start Records for this exercise

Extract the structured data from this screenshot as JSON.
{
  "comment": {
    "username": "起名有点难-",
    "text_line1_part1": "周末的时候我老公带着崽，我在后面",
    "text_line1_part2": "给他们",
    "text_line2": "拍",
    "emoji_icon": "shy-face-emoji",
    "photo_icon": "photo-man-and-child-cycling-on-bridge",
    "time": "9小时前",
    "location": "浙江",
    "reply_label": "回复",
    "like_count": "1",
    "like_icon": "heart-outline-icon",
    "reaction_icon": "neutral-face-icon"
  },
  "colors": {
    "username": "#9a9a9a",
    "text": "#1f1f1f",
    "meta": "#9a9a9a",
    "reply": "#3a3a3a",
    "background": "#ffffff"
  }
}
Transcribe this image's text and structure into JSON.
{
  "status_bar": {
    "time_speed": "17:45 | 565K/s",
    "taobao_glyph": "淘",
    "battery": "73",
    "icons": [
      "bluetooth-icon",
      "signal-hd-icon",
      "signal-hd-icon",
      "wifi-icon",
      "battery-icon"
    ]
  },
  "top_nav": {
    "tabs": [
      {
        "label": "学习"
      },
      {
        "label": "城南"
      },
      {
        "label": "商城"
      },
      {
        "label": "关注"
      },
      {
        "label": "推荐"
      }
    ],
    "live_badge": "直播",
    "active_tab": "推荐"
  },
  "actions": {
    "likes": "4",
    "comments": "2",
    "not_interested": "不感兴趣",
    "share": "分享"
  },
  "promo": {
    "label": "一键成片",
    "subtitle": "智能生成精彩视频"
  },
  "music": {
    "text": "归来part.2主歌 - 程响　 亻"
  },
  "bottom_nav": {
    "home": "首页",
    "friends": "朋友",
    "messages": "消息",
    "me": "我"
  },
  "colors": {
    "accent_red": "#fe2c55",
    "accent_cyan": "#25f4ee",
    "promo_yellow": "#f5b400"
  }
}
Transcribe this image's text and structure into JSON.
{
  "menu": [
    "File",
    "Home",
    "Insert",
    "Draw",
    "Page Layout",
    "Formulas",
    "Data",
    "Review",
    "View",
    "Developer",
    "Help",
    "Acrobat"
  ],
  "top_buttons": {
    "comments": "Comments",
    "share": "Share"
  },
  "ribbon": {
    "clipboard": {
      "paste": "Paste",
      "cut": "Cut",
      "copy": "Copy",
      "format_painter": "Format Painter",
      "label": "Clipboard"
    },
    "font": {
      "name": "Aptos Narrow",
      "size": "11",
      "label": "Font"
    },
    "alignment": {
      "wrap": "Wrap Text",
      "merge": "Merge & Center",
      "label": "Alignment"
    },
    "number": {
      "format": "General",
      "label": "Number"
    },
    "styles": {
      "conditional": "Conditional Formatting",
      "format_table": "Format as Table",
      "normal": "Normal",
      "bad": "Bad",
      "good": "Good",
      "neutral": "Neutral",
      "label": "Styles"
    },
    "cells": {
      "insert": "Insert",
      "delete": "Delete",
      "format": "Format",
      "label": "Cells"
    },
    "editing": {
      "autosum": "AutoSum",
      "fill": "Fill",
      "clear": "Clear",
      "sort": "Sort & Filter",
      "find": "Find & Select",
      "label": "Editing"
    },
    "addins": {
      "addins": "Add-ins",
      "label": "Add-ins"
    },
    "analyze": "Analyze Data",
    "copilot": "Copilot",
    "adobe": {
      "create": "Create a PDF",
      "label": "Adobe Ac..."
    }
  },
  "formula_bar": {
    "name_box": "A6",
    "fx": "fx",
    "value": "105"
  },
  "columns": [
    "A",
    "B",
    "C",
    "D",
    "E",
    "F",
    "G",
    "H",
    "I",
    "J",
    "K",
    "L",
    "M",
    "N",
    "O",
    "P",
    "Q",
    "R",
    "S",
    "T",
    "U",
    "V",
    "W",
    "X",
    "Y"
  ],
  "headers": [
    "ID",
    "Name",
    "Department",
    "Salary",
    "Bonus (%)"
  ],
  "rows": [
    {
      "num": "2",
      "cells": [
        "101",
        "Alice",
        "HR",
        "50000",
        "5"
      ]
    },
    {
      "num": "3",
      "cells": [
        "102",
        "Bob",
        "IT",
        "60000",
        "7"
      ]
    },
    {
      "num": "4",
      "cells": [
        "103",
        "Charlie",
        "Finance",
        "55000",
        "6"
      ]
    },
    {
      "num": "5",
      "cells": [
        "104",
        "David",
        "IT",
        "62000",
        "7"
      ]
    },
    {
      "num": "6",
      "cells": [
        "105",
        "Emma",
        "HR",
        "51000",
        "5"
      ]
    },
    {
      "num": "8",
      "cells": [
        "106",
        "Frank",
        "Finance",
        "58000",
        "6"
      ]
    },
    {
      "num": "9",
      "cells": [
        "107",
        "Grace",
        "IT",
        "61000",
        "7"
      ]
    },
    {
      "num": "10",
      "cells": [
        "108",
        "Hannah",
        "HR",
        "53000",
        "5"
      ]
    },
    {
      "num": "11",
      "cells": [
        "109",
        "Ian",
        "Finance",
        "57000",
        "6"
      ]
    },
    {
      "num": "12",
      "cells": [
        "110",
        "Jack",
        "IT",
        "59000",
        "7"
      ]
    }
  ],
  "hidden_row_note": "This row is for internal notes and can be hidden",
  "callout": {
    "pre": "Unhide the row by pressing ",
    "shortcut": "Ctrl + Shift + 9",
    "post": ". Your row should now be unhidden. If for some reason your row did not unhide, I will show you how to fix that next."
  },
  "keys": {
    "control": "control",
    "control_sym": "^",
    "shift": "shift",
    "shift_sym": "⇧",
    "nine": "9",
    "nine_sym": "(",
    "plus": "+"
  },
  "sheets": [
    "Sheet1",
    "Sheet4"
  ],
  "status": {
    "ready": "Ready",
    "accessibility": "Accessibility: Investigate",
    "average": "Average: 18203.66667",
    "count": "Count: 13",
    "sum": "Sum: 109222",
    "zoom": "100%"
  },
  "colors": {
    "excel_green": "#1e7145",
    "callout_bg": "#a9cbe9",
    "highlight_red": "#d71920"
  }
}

end Records for this exercise

Stated task
For the string "face", count the lines of the entries above that include it; answer with the number only.

Output of the task
2